(Data records)
=-=-=
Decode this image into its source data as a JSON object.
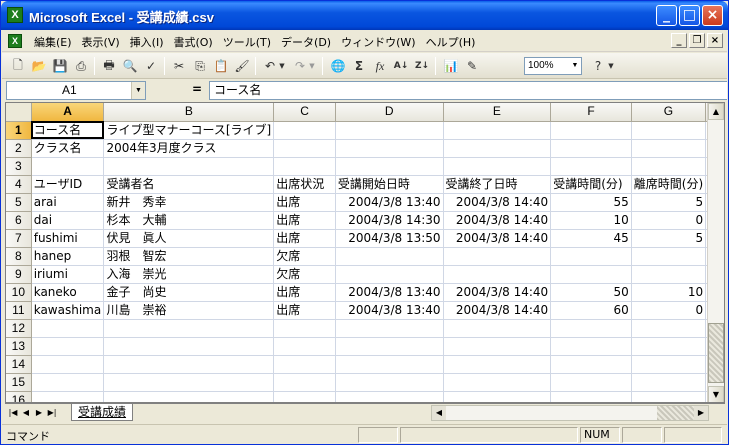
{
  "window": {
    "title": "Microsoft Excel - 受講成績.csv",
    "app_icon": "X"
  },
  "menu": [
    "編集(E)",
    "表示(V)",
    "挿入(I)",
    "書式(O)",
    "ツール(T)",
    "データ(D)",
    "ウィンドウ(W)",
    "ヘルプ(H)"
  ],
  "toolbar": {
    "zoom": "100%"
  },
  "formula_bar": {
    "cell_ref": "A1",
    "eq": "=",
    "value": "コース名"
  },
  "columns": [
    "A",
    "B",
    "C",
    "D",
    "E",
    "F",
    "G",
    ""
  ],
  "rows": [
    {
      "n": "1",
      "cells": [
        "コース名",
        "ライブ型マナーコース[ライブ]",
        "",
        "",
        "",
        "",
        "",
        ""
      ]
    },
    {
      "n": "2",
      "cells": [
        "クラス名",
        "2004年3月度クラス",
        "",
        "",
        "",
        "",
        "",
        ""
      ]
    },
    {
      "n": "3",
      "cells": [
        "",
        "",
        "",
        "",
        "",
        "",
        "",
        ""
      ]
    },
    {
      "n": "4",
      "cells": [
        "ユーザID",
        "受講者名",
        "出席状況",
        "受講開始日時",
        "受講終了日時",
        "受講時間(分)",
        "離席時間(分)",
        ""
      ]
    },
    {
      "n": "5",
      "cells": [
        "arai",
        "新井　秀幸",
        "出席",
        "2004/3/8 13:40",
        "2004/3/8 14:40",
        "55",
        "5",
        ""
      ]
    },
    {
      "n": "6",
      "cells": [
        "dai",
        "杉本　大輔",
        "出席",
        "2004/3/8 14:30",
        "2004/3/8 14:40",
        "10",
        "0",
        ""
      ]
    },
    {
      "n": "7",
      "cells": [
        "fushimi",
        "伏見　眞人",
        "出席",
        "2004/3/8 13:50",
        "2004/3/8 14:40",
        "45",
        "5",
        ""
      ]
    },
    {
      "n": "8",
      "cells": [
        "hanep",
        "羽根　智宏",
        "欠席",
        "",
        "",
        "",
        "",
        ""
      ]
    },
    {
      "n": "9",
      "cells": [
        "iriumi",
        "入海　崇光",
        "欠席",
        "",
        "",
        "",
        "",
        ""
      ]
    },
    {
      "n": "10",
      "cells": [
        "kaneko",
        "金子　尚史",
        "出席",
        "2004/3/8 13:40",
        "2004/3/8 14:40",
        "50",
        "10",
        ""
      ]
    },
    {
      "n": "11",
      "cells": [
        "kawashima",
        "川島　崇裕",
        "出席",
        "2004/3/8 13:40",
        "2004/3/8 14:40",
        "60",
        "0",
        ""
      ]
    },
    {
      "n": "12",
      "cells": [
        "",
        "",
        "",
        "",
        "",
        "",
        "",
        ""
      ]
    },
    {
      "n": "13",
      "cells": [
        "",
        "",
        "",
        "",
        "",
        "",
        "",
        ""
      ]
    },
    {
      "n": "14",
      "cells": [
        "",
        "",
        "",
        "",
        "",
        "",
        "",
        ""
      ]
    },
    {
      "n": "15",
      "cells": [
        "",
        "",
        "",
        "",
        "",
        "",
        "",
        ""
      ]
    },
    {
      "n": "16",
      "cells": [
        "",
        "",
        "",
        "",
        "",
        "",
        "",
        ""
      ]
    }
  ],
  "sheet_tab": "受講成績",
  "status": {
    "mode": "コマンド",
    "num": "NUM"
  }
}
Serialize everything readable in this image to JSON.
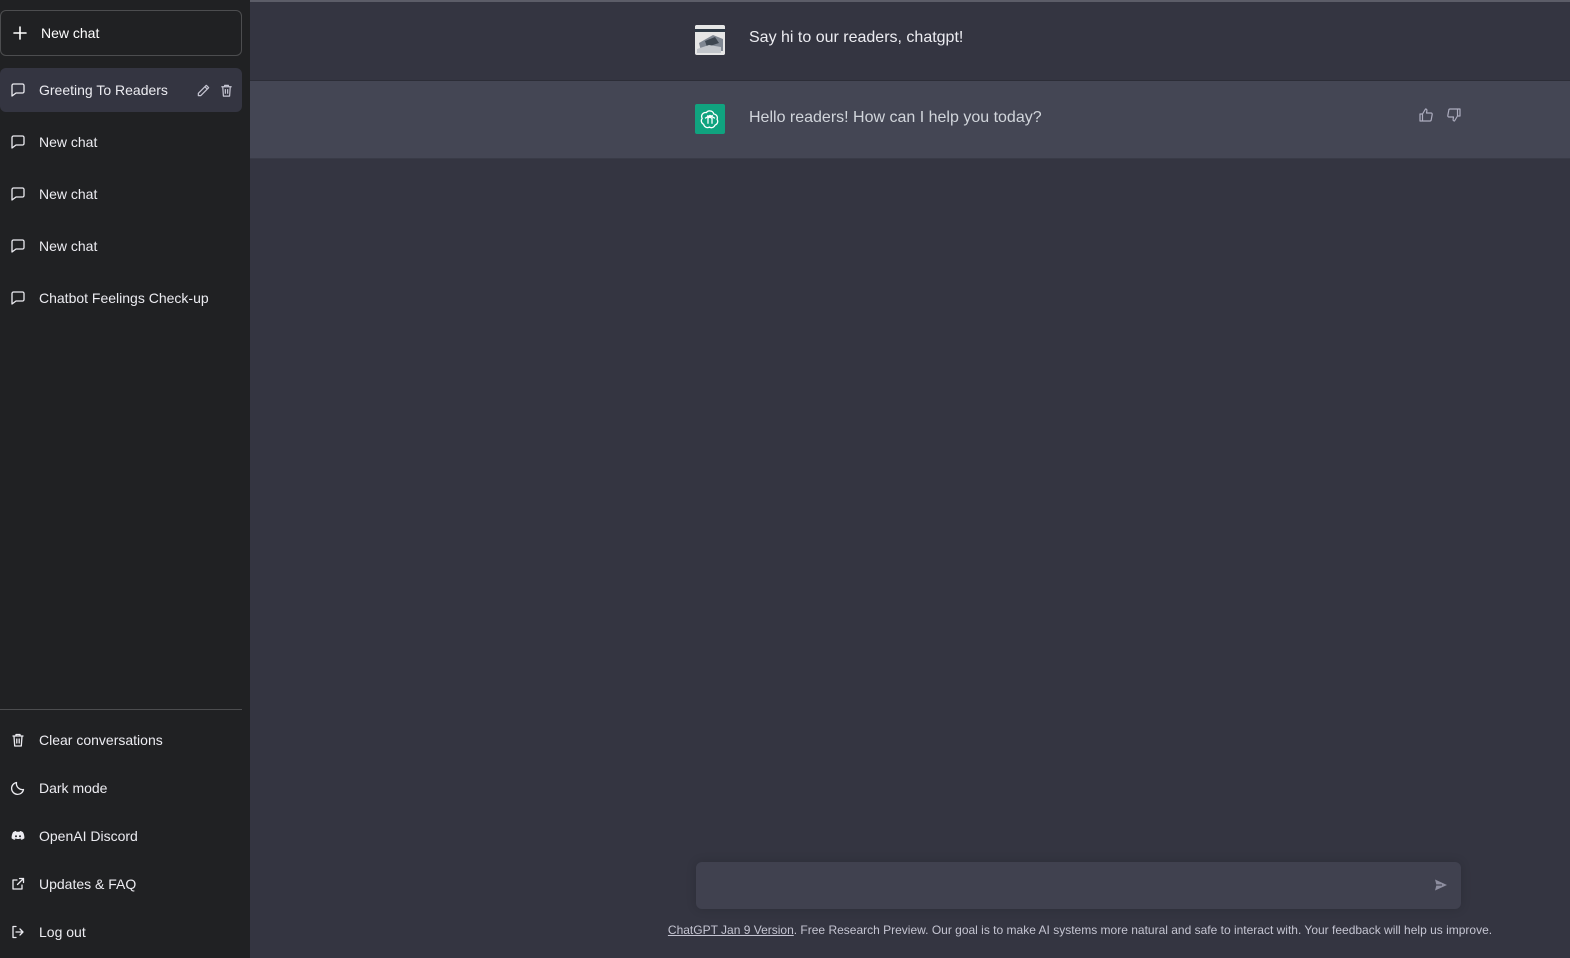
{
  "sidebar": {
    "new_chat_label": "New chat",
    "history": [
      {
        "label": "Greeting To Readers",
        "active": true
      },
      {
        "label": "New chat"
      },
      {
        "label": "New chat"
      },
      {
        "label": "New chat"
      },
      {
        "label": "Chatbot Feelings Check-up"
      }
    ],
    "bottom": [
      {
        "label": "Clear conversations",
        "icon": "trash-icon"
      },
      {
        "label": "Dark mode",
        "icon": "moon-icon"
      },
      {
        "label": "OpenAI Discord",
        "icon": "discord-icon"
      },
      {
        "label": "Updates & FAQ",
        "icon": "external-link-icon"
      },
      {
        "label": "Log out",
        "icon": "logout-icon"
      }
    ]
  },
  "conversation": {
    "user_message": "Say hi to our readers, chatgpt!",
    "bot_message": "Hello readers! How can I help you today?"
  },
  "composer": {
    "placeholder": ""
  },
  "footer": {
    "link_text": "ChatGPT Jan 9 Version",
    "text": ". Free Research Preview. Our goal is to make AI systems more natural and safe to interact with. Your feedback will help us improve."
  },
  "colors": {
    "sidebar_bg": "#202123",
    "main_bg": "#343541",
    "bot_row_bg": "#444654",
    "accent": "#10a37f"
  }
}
=-=-=
Copy the records above exactly. The pictures are not part of the copy.

Decode this image into its source data as a JSON object.
{
  "window": {
    "title": "Microsoft Excel - 受講成績.csv",
    "app_icon": "X"
  },
  "menu": [
    "編集(E)",
    "表示(V)",
    "挿入(I)",
    "書式(O)",
    "ツール(T)",
    "データ(D)",
    "ウィンドウ(W)",
    "ヘルプ(H)"
  ],
  "toolbar": {
    "zoom": "100%"
  },
  "formula_bar": {
    "cell_ref": "A1",
    "eq": "=",
    "value": "コース名"
  },
  "columns": [
    "A",
    "B",
    "C",
    "D",
    "E",
    "F",
    "G",
    ""
  ],
  "rows": [
    {
      "n": "1",
      "cells": [
        "コース名",
        "ライブ型マナーコース[ライブ]",
        "",
        "",
        "",
        "",
        "",
        ""
      ]
    },
    {
      "n": "2",
      "cells": [
        "クラス名",
        "2004年3月度クラス",
        "",
        "",
        "",
        "",
        "",
        ""
      ]
    },
    {
      "n": "3",
      "cells": [
        "",
        "",
        "",
        "",
        "",
        "",
        "",
        ""
      ]
    },
    {
      "n": "4",
      "cells": [
        "ユーザID",
        "受講者名",
        "出席状況",
        "受講開始日時",
        "受講終了日時",
        "受講時間(分)",
        "離席時間(分)",
        ""
      ]
    },
    {
      "n": "5",
      "cells": [
        "arai",
        "新井　秀幸",
        "出席",
        "2004/3/8 13:40",
        "2004/3/8 14:40",
        "55",
        "5",
        ""
      ]
    },
    {
      "n": "6",
      "cells": [
        "dai",
        "杉本　大輔",
        "出席",
        "2004/3/8 14:30",
        "2004/3/8 14:40",
        "10",
        "0",
        ""
      ]
    },
    {
      "n": "7",
      "cells": [
        "fushimi",
        "伏見　眞人",
        "出席",
        "2004/3/8 13:50",
        "2004/3/8 14:40",
        "45",
        "5",
        ""
      ]
    },
    {
      "n": "8",
      "cells": [
        "hanep",
        "羽根　智宏",
        "欠席",
        "",
        "",
        "",
        "",
        ""
      ]
    },
    {
      "n": "9",
      "cells": [
        "iriumi",
        "入海　崇光",
        "欠席",
        "",
        "",
        "",
        "",
        ""
      ]
    },
    {
      "n": "10",
      "cells": [
        "kaneko",
        "金子　尚史",
        "出席",
        "2004/3/8 13:40",
        "2004/3/8 14:40",
        "50",
        "10",
        ""
      ]
    },
    {
      "n": "11",
      "cells": [
        "kawashima",
        "川島　崇裕",
        "出席",
        "2004/3/8 13:40",
        "2004/3/8 14:40",
        "60",
        "0",
        ""
      ]
    },
    {
      "n": "12",
      "cells": [
        "",
        "",
        "",
        "",
        "",
        "",
        "",
        ""
      ]
    },
    {
      "n": "13",
      "cells": [
        "",
        "",
        "",
        "",
        "",
        "",
        "",
        ""
      ]
    },
    {
      "n": "14",
      "cells": [
        "",
        "",
        "",
        "",
        "",
        "",
        "",
        ""
      ]
    },
    {
      "n": "15",
      "cells": [
        "",
        "",
        "",
        "",
        "",
        "",
        "",
        ""
      ]
    },
    {
      "n": "16",
      "cells": [
        "",
        "",
        "",
        "",
        "",
        "",
        "",
        ""
      ]
    }
  ],
  "sheet_tab": "受講成績",
  "status": {
    "mode": "コマンド",
    "num": "NUM"
  }
}
Serialize everything readable in this image to JSON.
{
  "sidebar": {
    "new_chat_label": "New chat",
    "history": [
      {
        "label": "Greeting To Readers",
        "active": true
      },
      {
        "label": "New chat"
      },
      {
        "label": "New chat"
      },
      {
        "label": "New chat"
      },
      {
        "label": "Chatbot Feelings Check-up"
      }
    ],
    "bottom": [
      {
        "label": "Clear conversations",
        "icon": "trash-icon"
      },
      {
        "label": "Dark mode",
        "icon": "moon-icon"
      },
      {
        "label": "OpenAI Discord",
        "icon": "discord-icon"
      },
      {
        "label": "Updates & FAQ",
        "icon": "external-link-icon"
      },
      {
        "label": "Log out",
        "icon": "logout-icon"
      }
    ]
  },
  "conversation": {
    "user_message": "Say hi to our readers, chatgpt!",
    "bot_message": "Hello readers! How can I help you today?"
  },
  "composer": {
    "placeholder": ""
  },
  "footer": {
    "link_text": "ChatGPT Jan 9 Version",
    "text": ". Free Research Preview. Our goal is to make AI systems more natural and safe to interact with. Your feedback will help us improve."
  },
  "colors": {
    "sidebar_bg": "#202123",
    "main_bg": "#343541",
    "bot_row_bg": "#444654",
    "accent": "#10a37f"
  }
}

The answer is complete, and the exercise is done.